■ Text for analysis
---
Farez Brahmia

Personal information
- Full name: Farez Brahmia
- Date of birth: 24 January 1990 (age 36)
- Place of birth: Saint-Louis, France
- Height: 1.73 m (5 ft 8 in)
- Position: Midfielder

Team information
- Current team: Mulhouse

Youth career
- 2003–2006: AS Bourgfelden
- 2006–2007: RC Strasbourg

Senior career*
- Years: Team / Apps / (Gls)
- 2007–2009: RC Strasbourg B / 33 / (3)
- 2009–2011: RC Strasbourg / 33 / (1)
- 2012: SR Colmar B / 16 / (5)
- 2012–2013: SR Colmar / 30 / (3)
- 2013–2016: FC Mulhouse / 74 / (8)
- 2016–2018: Lyon-Duchère / 40 / (6)
- 2018–2019: Sarre-Union / 18 / (3)
- 2019–: Mulhouse / 10 / (1)

= Farez Brahmia =

French-Algerian footballer (born 1990)

Farez Brahmia (born 24 January 1990) (فارس براهميا)is a French football player of Algerian origin who is currently playing as a right wing midfielder for Championnat National 1 side FC Mulhouse.

==Club career==
In 2003, Brahmia joined the junior ranks of local side RC Strasbourg. In 2008, he was a member of Strasbourg's 18 ans team that reached the semi-finals of the Coupe Gambardella before losing to eventual champions Rennes.

At the start of the 2009-2010 season, although he only had an amateur contract, Brahmia was promoted to the Strasbourg first team. On 2 October 2009 he made his professional debut for RC Strasbourg, starting in a Ligue 2 game against Angers SCO. On 15 January 2010 he scored his first league goal for Strasbourg in a 4-1 win over Stade Lavallois. On 21 April 2010 Brahmia signed a three-year contract with the club.
---
■ Provided material
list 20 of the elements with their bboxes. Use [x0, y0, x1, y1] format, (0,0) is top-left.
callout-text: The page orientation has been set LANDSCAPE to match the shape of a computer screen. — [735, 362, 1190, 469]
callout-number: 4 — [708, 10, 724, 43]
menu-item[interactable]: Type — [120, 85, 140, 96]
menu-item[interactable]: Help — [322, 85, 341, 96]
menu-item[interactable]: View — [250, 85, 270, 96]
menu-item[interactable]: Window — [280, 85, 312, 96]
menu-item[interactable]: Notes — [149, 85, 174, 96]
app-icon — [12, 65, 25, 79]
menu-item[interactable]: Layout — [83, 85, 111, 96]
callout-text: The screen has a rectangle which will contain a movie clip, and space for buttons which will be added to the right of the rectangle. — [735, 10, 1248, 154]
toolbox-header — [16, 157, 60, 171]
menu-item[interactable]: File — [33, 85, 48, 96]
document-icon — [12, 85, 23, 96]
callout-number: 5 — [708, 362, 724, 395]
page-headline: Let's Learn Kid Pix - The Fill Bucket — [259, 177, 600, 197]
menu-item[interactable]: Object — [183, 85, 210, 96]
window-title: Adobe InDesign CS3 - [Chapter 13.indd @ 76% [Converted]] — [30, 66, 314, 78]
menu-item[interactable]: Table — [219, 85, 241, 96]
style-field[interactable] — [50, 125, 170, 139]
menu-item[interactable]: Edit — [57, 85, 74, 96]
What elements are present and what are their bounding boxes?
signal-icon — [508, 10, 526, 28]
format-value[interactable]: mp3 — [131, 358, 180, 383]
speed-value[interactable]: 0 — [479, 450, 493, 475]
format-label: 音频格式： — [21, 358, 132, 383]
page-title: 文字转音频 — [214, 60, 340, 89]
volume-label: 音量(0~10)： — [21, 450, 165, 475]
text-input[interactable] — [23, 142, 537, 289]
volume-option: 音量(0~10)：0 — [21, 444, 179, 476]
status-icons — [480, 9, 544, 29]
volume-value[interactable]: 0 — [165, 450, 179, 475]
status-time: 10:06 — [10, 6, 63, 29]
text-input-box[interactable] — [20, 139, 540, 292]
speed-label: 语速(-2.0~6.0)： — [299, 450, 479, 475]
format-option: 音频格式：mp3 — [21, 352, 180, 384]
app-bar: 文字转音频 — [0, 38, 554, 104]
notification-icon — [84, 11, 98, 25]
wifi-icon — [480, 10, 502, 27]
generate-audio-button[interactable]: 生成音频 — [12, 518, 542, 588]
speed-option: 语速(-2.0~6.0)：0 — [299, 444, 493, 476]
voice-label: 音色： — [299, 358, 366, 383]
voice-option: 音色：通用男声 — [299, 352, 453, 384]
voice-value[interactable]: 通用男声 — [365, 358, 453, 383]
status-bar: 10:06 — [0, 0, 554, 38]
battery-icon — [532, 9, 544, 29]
---
■ Work instruction
Can you copy the Farez Brahmia text, everything from "French-Algerian footballer (born" down to "with the club.", swapping in "deal" wherever "contract" appears?

■ Your response
French-Algerian footballer (born 1990)

Farez Brahmia (born 24 January 1990) (فارس براهميا)is a French football player of Algerian origin who is currently playing as a right wing midfielder for Championnat National 1 side FC Mulhouse.

==Club career==
In 2003, Brahmia joined the junior ranks of local side RC Strasbourg. In 2008, he was a member of Strasbourg's 18 ans team that reached the semi-finals of the Coupe Gambardella before losing to eventual champions Rennes.

At the start of the 2009-2010 season, although he only had an amateur deal, Brahmia was promoted to the Strasbourg first team. On 2 October 2009 he made his professional debut for RC Strasbourg, starting in a Ligue 2 game against Angers SCO. On 15 January 2010 he scored his first league goal for Strasbourg in a 4-1 win over Stade Lavallois. On 21 April 2010 Brahmia signed a three-year deal with the club.